• SUPPLIED PASSAGE:
However, foreign aid is not automatically the most effective means of helping a nation. One reason for this is that millions of dollars obtained from such aid is often misappropriated or goes missing into the inefficient administration and corrupt governments. Secondly, most foreign-aided projects are inappropriate for the target nation. Numerous agencies construct huge industrial projects or dams, which fail after some few years. Worse still, some of those projects ignore the local people and fail to involve them in the project yet it is meant for them. Furthermore, much of such aid proceeds to the donor in form of expensive experts and specialized equipment from such a donor nation (Birdsall, Rodrik & Subramanian 137).
Should the Rich Nations Give aid to the Poor Nations?
Considering Vietnam and Nicaragua, the two nations are poor with their economies primarily being agriculture-based. The two have suffered due to prevalence of conflict and have also benefited from significant foreign aid. However, only Vietnam has minimized her poverty level dramatically as well as enjoyed a steady economic growth (5% per capita since the year 1988). On the other hand, Nicaragua has floundered in terms of economic performance with her per capita growth being too modest to cause a real dent towards the population of poor people. Until 1994, Vietnam faced an embargo from the US and the nation is still not adopted as a WTO (World Trade Organization) member. Regardless of such obstacles, the nation has found reliable markets for its coffee exports as well as other agricultural products. In addition, the nation has started diversifying her economy into manufacturing sector, especially of textiles. In comparison, Nicaragua benefits from the preferential access of the lucrative markets of the US and had a huge debt waved off in 1990s. However, her clothing and coffee export industries lag much behind those of Vietnam (Birdsall, Rodrik & Subramanian 137).

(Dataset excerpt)
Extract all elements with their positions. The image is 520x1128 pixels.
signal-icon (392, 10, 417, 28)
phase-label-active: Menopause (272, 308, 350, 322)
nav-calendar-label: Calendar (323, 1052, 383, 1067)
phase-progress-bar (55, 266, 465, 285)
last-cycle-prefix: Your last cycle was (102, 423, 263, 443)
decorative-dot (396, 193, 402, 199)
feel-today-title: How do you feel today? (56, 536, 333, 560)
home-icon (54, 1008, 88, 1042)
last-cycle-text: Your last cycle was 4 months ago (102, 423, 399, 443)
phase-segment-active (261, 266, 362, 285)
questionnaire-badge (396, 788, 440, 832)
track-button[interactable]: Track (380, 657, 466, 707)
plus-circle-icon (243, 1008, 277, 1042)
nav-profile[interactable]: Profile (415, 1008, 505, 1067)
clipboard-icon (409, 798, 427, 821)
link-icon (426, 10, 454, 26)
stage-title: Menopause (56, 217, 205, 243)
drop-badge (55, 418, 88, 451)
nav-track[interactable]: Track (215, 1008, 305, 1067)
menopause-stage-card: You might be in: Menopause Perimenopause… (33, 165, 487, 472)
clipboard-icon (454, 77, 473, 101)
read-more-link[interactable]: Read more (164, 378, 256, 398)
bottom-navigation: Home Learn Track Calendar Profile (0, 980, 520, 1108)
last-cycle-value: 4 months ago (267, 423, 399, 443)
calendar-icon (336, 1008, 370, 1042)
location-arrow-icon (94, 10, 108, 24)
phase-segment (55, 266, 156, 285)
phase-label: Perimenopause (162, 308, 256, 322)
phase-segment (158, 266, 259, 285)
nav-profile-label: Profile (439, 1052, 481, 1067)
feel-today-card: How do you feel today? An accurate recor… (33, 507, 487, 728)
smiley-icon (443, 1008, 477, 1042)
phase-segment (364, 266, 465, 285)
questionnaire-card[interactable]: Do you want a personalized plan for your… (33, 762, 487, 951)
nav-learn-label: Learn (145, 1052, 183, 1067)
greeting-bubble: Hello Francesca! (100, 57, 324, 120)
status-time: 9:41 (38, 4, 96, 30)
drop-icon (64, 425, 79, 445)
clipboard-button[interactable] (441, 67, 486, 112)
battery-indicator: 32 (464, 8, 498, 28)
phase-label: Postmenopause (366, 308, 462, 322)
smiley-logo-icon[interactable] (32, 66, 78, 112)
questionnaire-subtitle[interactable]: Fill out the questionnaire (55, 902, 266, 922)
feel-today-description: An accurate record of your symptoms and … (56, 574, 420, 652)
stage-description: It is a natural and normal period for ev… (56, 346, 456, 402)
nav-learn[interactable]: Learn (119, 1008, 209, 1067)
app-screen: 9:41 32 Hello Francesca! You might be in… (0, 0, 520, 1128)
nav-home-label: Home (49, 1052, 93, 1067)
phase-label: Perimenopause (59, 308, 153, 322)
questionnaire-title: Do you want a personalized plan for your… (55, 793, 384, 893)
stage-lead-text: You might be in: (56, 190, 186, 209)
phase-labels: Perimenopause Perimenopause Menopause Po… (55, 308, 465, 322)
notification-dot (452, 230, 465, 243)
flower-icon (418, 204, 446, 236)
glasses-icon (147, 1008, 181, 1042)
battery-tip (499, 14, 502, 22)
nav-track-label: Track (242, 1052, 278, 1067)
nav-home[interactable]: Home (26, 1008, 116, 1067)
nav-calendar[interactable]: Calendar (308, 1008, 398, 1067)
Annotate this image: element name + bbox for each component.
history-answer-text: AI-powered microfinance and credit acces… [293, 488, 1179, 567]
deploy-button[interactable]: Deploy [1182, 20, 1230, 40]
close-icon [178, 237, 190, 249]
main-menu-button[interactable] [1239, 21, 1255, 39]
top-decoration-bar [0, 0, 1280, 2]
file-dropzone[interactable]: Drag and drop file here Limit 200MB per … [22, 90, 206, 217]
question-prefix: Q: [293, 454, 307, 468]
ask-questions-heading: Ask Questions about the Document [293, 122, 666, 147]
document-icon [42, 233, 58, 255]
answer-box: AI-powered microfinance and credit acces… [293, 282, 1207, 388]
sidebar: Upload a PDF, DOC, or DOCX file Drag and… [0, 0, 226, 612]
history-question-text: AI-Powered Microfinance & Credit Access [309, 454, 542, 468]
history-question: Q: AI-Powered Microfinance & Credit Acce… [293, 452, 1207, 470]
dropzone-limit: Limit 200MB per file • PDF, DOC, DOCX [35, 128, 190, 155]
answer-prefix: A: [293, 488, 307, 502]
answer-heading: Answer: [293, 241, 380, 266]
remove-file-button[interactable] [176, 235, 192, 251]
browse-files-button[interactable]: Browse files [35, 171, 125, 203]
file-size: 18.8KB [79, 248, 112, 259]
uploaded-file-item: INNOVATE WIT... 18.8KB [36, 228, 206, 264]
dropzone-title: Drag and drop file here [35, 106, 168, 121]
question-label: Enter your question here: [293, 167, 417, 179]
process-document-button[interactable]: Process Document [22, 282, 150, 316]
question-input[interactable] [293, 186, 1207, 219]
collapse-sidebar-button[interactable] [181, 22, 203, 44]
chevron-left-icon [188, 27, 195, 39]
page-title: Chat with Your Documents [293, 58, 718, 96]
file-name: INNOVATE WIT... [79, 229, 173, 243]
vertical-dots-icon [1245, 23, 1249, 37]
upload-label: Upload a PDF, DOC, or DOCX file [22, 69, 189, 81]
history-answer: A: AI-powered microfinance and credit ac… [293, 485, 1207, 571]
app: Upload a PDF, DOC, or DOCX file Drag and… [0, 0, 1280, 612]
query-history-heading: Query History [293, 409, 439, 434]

• PROBLEMS TO WORK ON:
[a] Answer these questions from the foreign aid passage:
(i) Until what year did Vietnam face an embargo from the US?
(ii) What per capita growth has Vietnam enjoyed since 1988?
(iii) What projects do numerous agencies construct that fail after some few years?
[b] Reproduce the stretch of the foreign aid passage that begins with the words "However, foreign aid" and ends with "nation (Birdsall, Rodrik & Subramanian 137).".
Nothing in the entries is needed for this work.

• EXERCISE ANSWERS:
[a]
(i) 1994
(ii) 5% per capita
(iii) Huge industrial projects or dams

[b]
However, foreign aid is not automatically the most effective means of helping a nation. One reason for this is that millions of dollars obtained from such aid is often misappropriated or goes missing into the inefficient administration and corrupt governments. Secondly, most foreign-aided projects are inappropriate for the target nation. Numerous agencies construct huge industrial projects or dams, which fail after some few years. Worse still, some of those projects ignore the local people and fail to involve them in the project yet it is meant for them. Furthermore, much of such aid proceeds to the donor in form of expensive experts and specialized equipment from such a donor nation (Birdsall, Rodrik & Subramanian 137).